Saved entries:
* begin *

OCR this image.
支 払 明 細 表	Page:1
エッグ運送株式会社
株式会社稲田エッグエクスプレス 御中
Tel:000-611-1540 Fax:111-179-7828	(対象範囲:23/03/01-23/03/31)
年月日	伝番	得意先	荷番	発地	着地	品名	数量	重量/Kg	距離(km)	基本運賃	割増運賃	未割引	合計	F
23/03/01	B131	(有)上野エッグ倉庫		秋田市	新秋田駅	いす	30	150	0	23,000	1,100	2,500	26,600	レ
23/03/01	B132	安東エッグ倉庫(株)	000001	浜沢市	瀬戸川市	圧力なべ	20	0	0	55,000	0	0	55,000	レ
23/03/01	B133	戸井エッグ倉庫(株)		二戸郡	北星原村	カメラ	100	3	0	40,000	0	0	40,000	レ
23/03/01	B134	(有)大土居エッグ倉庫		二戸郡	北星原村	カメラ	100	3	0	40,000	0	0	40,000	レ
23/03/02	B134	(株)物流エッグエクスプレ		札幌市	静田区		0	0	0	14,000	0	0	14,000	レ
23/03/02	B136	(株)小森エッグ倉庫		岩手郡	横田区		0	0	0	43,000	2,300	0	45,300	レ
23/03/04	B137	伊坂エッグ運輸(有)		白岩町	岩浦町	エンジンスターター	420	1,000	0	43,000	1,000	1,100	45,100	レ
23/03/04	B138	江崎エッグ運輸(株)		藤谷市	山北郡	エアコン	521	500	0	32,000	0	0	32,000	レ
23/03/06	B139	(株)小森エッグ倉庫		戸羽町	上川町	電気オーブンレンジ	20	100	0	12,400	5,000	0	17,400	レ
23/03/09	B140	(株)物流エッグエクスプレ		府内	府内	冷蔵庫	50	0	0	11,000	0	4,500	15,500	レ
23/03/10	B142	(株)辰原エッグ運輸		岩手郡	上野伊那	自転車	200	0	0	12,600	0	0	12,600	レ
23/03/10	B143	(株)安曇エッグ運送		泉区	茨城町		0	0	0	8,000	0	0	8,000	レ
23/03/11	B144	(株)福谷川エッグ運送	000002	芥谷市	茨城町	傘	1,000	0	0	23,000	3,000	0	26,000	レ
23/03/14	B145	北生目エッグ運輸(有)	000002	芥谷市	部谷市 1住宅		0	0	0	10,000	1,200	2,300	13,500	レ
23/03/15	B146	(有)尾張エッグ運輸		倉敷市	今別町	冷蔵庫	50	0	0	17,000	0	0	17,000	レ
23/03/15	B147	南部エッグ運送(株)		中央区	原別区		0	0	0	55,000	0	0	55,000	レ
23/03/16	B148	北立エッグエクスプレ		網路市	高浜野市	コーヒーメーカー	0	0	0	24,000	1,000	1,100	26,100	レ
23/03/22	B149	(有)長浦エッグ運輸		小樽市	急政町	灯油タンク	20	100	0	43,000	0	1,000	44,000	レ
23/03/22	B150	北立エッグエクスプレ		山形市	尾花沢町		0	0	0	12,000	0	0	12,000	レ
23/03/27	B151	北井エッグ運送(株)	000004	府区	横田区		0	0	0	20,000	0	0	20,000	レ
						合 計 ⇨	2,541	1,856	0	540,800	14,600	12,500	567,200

* end *

**GIVEN EXERCISE:** Set down the entries verbatim, leaving none out.

**RESPONSE:**
OCR this image.
支 払 明 細 表	Page:1
エッグ運送株式会社
株式会社稲田エッグエクスプレス 御中
Tel:000-611-1540 Fax:111-179-7828	(対象範囲:23/03/01-23/03/31)
年月日	伝番	得意先	荷番	発地	着地	品名	数量	重量/Kg	距離(km)	基本運賃	割増運賃	未割引	合計	F
23/03/01	B131	(有)上野エッグ倉庫		秋田市	新秋田駅	いす	30	150	0	23,000	1,100	2,500	26,600	レ
23/03/01	B132	安東エッグ倉庫(株)	000001	浜沢市	瀬戸川市	圧力なべ	20	0	0	55,000	0	0	55,000	レ
23/03/01	B133	戸井エッグ倉庫(株)		二戸郡	北星原村	カメラ	100	3	0	40,000	0	0	40,000	レ
23/03/01	B134	(有)大土居エッグ倉庫		二戸郡	北星原村	カメラ	100	3	0	40,000	0	0	40,000	レ
23/03/02	B134	(株)物流エッグエクスプレ		札幌市	静田区		0	0	0	14,000	0	0	14,000	レ
23/03/02	B136	(株)小森エッグ倉庫		岩手郡	横田区		0	0	0	43,000	2,300	0	45,300	レ
23/03/04	B137	伊坂エッグ運輸(有)		白岩町	岩浦町	エンジンスターター	420	1,000	0	43,000	1,000	1,100	45,100	レ
23/03/04	B138	江崎エッグ運輸(株)		藤谷市	山北郡	エアコン	521	500	0	32,000	0	0	32,000	レ
23/03/06	B139	(株)小森エッグ倉庫		戸羽町	上川町	電気オーブンレンジ	20	100	0	12,400	5,000	0	17,400	レ
23/03/09	B140	(株)物流エッグエクスプレ		府内	府内	冷蔵庫	50	0	0	11,000	0	4,500	15,500	レ
23/03/10	B142	(株)辰原エッグ運輸		岩手郡	上野伊那	自転車	200	0	0	12,600	0	0	12,600	レ
23/03/10	B143	(株)安曇エッグ運送		泉区	茨城町		0	0	0	8,000	0	0	8,000	レ
23/03/11	B144	(株)福谷川エッグ運送	000002	芥谷市	茨城町	傘	1,000	0	0	23,000	3,000	0	26,000	レ
23/03/14	B145	北生目エッグ運輸(有)	000002	芥谷市	部谷市 1住宅		0	0	0	10,000	1,200	2,300	13,500	レ
23/03/15	B146	(有)尾張エッグ運輸		倉敷市	今別町	冷蔵庫	50	0	0	17,000	0	0	17,000	レ
23/03/15	B147	南部エッグ運送(株)		中央区	原別区		0	0	0	55,000	0	0	55,000	レ
23/03/16	B148	北立エッグエクスプレ		網路市	高浜野市	コーヒーメーカー	0	0	0	24,000	1,000	1,100	26,100	レ
23/03/22	B149	(有)長浦エッグ運輸		小樽市	急政町	灯油タンク	20	100	0	43,000	0	1,000	44,000	レ
23/03/22	B150	北立エッグエクスプレ		山形市	尾花沢町		0	0	0	12,000	0	0	12,000	レ
23/03/27	B151	北井エッグ運送(株)	000004	府区	横田区		0	0	0	20,000	0	0	20,000	レ
						合 計 ⇨	2,541	1,856	0	540,800	14,600	12,500	567,200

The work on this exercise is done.